> _Challenge_
Reproduce the records below exactly as they appear.

** start Data excerpts **

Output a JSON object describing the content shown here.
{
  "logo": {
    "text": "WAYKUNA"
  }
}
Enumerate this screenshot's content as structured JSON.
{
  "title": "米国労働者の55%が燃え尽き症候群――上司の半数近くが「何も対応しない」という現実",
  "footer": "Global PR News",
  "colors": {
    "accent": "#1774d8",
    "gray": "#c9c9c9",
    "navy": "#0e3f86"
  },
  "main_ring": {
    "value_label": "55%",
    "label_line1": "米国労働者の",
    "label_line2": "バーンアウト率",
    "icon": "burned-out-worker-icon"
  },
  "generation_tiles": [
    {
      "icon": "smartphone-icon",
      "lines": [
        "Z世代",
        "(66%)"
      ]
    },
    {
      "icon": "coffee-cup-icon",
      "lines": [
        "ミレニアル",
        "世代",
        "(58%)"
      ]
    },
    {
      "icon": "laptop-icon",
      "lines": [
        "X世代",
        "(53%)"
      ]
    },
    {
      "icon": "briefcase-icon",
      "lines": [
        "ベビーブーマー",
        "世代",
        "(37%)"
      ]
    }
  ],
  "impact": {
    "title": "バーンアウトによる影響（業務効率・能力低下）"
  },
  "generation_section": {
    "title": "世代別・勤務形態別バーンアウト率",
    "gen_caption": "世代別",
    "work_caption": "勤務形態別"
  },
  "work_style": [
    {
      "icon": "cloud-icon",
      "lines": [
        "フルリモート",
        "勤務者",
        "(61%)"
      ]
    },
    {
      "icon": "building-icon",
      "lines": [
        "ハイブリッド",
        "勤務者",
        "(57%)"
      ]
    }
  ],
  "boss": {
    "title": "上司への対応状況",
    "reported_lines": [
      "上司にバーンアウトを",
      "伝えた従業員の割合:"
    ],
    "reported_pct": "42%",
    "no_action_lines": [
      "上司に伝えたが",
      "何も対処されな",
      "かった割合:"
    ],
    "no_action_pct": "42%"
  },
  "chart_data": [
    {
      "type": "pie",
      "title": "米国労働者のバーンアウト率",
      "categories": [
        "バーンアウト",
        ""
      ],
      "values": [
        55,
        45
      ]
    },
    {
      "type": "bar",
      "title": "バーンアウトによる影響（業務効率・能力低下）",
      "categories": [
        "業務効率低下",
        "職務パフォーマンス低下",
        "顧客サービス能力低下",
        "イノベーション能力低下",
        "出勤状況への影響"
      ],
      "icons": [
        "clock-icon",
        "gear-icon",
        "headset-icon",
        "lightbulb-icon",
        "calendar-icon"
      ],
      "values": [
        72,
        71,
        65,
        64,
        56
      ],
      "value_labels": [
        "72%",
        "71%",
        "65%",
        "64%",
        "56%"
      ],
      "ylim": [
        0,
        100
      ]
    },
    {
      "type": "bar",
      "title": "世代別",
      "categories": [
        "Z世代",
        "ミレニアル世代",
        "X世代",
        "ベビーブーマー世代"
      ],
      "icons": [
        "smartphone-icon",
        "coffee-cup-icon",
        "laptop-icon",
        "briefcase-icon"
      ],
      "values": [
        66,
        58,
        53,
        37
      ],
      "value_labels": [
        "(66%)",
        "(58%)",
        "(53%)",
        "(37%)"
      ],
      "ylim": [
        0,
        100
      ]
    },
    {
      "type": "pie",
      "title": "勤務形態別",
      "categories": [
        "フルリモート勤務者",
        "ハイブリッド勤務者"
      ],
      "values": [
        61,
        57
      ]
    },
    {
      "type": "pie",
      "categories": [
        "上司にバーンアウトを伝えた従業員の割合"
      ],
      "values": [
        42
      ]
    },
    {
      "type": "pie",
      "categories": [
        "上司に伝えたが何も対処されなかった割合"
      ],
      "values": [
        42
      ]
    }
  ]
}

** end Data excerpts **

> _Full output_
Output a JSON object describing the content shown here.
{
  "logo": {
    "text": "WAYKUNA"
  }
}
Enumerate this screenshot's content as structured JSON.
{
  "title": "米国労働者の55%が燃え尽き症候群――上司の半数近くが「何も対応しない」という現実",
  "footer": "Global PR News",
  "colors": {
    "accent": "#1774d8",
    "gray": "#c9c9c9",
    "navy": "#0e3f86"
  },
  "main_ring": {
    "value_label": "55%",
    "label_line1": "米国労働者の",
    "label_line2": "バーンアウト率",
    "icon": "burned-out-worker-icon"
  },
  "generation_tiles": [
    {
      "icon": "smartphone-icon",
      "lines": [
        "Z世代",
        "(66%)"
      ]
    },
    {
      "icon": "coffee-cup-icon",
      "lines": [
        "ミレニアル",
        "世代",
        "(58%)"
      ]
    },
    {
      "icon": "laptop-icon",
      "lines": [
        "X世代",
        "(53%)"
      ]
    },
    {
      "icon": "briefcase-icon",
      "lines": [
        "ベビーブーマー",
        "世代",
        "(37%)"
      ]
    }
  ],
  "impact": {
    "title": "バーンアウトによる影響（業務効率・能力低下）"
  },
  "generation_section": {
    "title": "世代別・勤務形態別バーンアウト率",
    "gen_caption": "世代別",
    "work_caption": "勤務形態別"
  },
  "work_style": [
    {
      "icon": "cloud-icon",
      "lines": [
        "フルリモート",
        "勤務者",
        "(61%)"
      ]
    },
    {
      "icon": "building-icon",
      "lines": [
        "ハイブリッド",
        "勤務者",
        "(57%)"
      ]
    }
  ],
  "boss": {
    "title": "上司への対応状況",
    "reported_lines": [
      "上司にバーンアウトを",
      "伝えた従業員の割合:"
    ],
    "reported_pct": "42%",
    "no_action_lines": [
      "上司に伝えたが",
      "何も対処されな",
      "かった割合:"
    ],
    "no_action_pct": "42%"
  },
  "chart_data": [
    {
      "type": "pie",
      "title": "米国労働者のバーンアウト率",
      "categories": [
        "バーンアウト",
        ""
      ],
      "values": [
        55,
        45
      ]
    },
    {
      "type": "bar",
      "title": "バーンアウトによる影響（業務効率・能力低下）",
      "categories": [
        "業務効率低下",
        "職務パフォーマンス低下",
        "顧客サービス能力低下",
        "イノベーション能力低下",
        "出勤状況への影響"
      ],
      "icons": [
        "clock-icon",
        "gear-icon",
        "headset-icon",
        "lightbulb-icon",
        "calendar-icon"
      ],
      "values": [
        72,
        71,
        65,
        64,
        56
      ],
      "value_labels": [
        "72%",
        "71%",
        "65%",
        "64%",
        "56%"
      ],
      "ylim": [
        0,
        100
      ]
    },
    {
      "type": "bar",
      "title": "世代別",
      "categories": [
        "Z世代",
        "ミレニアル世代",
        "X世代",
        "ベビーブーマー世代"
      ],
      "icons": [
        "smartphone-icon",
        "coffee-cup-icon",
        "laptop-icon",
        "briefcase-icon"
      ],
      "values": [
        66,
        58,
        53,
        37
      ],
      "value_labels": [
        "(66%)",
        "(58%)",
        "(53%)",
        "(37%)"
      ],
      "ylim": [
        0,
        100
      ]
    },
    {
      "type": "pie",
      "title": "勤務形態別",
      "categories": [
        "フルリモート勤務者",
        "ハイブリッド勤務者"
      ],
      "values": [
        61,
        57
      ]
    },
    {
      "type": "pie",
      "categories": [
        "上司にバーンアウトを伝えた従業員の割合"
      ],
      "values": [
        42
      ]
    },
    {
      "type": "pie",
      "categories": [
        "上司に伝えたが何も対処されなかった割合"
      ],
      "values": [
        42
      ]
    }
  ]
}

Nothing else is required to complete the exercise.